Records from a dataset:
_ _ _

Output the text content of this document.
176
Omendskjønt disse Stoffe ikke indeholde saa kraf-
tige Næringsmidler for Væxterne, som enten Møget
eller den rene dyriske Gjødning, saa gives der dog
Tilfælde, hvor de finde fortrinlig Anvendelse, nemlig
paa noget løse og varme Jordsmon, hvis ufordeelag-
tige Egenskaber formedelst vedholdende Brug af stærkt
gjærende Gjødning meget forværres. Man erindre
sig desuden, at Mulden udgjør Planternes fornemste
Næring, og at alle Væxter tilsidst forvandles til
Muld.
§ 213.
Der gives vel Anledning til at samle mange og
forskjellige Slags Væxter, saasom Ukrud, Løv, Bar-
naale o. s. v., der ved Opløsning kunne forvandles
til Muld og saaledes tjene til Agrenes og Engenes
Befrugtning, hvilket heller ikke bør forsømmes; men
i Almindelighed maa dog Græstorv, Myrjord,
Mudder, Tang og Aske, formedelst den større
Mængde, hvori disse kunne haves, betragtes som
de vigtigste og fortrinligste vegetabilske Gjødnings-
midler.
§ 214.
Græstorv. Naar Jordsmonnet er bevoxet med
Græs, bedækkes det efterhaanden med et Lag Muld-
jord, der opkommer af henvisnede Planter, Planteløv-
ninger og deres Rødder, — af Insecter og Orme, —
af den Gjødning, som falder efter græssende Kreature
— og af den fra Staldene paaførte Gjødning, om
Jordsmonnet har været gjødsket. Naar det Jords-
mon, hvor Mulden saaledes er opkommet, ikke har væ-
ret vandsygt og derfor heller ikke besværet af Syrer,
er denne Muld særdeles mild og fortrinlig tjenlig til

_ _ _

Your instructions: Could you retype every line of the data exactly?

Reply:
Output the text content of this document.
176
Omendskjønt disse Stoffe ikke indeholde saa kraf-
tige Næringsmidler for Væxterne, som enten Møget
eller den rene dyriske Gjødning, saa gives der dog
Tilfælde, hvor de finde fortrinlig Anvendelse, nemlig
paa noget løse og varme Jordsmon, hvis ufordeelag-
tige Egenskaber formedelst vedholdende Brug af stærkt
gjærende Gjødning meget forværres. Man erindre
sig desuden, at Mulden udgjør Planternes fornemste
Næring, og at alle Væxter tilsidst forvandles til
Muld.
§ 213.
Der gives vel Anledning til at samle mange og
forskjellige Slags Væxter, saasom Ukrud, Løv, Bar-
naale o. s. v., der ved Opløsning kunne forvandles
til Muld og saaledes tjene til Agrenes og Engenes
Befrugtning, hvilket heller ikke bør forsømmes; men
i Almindelighed maa dog Græstorv, Myrjord,
Mudder, Tang og Aske, formedelst den større
Mængde, hvori disse kunne haves, betragtes som
de vigtigste og fortrinligste vegetabilske Gjødnings-
midler.
§ 214.
Græstorv. Naar Jordsmonnet er bevoxet med
Græs, bedækkes det efterhaanden med et Lag Muld-
jord, der opkommer af henvisnede Planter, Planteløv-
ninger og deres Rødder, — af Insecter og Orme, —
af den Gjødning, som falder efter græssende Kreature
— og af den fra Staldene paaførte Gjødning, om
Jordsmonnet har været gjødsket. Naar det Jords-
mon, hvor Mulden saaledes er opkommet, ikke har væ-
ret vandsygt og derfor heller ikke besværet af Syrer,
er denne Muld særdeles mild og fortrinlig tjenlig til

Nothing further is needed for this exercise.